Records to use:
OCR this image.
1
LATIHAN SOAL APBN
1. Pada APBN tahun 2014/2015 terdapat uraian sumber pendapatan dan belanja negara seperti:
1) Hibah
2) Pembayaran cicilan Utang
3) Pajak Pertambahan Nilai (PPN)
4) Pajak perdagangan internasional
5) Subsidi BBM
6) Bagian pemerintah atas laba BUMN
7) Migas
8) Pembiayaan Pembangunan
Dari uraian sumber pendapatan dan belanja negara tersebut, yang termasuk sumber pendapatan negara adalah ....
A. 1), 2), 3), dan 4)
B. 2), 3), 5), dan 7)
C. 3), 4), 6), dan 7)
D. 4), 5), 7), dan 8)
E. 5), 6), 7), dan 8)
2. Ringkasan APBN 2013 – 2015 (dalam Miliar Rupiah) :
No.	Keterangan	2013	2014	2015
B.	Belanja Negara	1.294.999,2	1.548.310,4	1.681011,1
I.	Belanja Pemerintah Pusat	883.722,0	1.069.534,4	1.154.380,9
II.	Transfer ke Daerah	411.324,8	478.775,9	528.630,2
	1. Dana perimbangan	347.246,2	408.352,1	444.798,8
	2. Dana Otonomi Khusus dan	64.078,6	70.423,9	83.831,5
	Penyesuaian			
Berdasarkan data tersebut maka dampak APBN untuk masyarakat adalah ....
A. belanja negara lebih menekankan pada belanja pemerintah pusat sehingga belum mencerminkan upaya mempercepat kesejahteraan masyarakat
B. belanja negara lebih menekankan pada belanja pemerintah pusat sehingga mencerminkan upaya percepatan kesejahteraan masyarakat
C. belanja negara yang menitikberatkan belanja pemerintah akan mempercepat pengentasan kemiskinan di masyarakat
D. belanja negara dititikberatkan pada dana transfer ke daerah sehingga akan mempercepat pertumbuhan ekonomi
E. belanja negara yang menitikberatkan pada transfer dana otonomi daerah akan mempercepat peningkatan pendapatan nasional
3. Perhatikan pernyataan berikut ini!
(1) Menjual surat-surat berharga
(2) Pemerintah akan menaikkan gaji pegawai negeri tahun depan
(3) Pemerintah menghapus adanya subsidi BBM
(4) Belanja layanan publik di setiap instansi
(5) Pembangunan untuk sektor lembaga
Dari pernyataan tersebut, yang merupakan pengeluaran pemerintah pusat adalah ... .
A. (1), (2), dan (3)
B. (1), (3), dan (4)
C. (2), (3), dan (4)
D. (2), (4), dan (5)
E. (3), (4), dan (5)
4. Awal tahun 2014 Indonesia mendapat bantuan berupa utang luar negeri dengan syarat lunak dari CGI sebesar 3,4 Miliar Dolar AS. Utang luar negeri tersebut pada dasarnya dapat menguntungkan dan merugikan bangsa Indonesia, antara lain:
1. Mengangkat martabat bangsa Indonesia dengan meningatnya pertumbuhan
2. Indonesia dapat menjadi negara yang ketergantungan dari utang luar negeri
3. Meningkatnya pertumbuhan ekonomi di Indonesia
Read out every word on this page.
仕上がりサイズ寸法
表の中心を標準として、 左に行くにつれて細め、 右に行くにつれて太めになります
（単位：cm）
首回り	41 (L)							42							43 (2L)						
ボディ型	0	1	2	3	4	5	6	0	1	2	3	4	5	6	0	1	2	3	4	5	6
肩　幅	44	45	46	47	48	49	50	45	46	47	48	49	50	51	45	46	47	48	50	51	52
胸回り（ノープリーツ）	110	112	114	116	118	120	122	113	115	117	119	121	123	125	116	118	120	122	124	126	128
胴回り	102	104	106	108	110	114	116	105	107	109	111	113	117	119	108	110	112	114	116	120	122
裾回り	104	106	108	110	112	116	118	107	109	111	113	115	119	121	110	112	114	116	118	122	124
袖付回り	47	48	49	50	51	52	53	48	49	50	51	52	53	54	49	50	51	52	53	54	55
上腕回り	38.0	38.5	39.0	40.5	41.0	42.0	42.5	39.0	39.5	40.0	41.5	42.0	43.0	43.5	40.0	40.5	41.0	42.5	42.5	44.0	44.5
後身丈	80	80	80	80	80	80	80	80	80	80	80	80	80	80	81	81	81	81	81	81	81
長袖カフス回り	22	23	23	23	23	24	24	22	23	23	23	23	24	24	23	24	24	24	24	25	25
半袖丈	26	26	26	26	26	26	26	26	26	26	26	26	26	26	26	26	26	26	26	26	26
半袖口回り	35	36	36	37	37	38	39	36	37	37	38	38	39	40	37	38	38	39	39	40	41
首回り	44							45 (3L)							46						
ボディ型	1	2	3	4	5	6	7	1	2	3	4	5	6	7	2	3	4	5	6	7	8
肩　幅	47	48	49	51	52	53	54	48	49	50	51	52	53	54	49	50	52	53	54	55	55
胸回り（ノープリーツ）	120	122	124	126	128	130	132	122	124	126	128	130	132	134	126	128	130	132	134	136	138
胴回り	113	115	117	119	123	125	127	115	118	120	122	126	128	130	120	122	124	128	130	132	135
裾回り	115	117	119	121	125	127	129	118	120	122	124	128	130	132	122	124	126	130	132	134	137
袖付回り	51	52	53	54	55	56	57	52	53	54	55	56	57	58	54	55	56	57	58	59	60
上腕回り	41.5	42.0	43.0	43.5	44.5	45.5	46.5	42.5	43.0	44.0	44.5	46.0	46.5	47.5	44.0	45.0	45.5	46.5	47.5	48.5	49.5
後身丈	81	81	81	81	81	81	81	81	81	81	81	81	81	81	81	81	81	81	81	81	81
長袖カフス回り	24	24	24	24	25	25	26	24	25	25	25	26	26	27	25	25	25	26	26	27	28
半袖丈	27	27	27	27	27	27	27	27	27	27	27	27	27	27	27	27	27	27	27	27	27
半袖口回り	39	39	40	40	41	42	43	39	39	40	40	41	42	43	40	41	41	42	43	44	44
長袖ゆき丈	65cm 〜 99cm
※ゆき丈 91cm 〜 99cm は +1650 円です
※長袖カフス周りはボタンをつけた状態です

Aim: Copy out every line with the word "上腕回り".

Task result:
上腕回り	38.0	38.5	39.0	40.5	41.0	42.0	42.5	39.0	39.5	40.0	41.5	42.0	43.0	43.5	40.0	40.5	41.0	42.5	42.5	44.0	44.5
上腕回り	41.5	42.0	43.0	43.5	44.5	45.5	46.5	42.5	43.0	44.0	44.5	46.0	46.5	47.5	44.0	45.0	45.5	46.5	47.5	48.5	49.5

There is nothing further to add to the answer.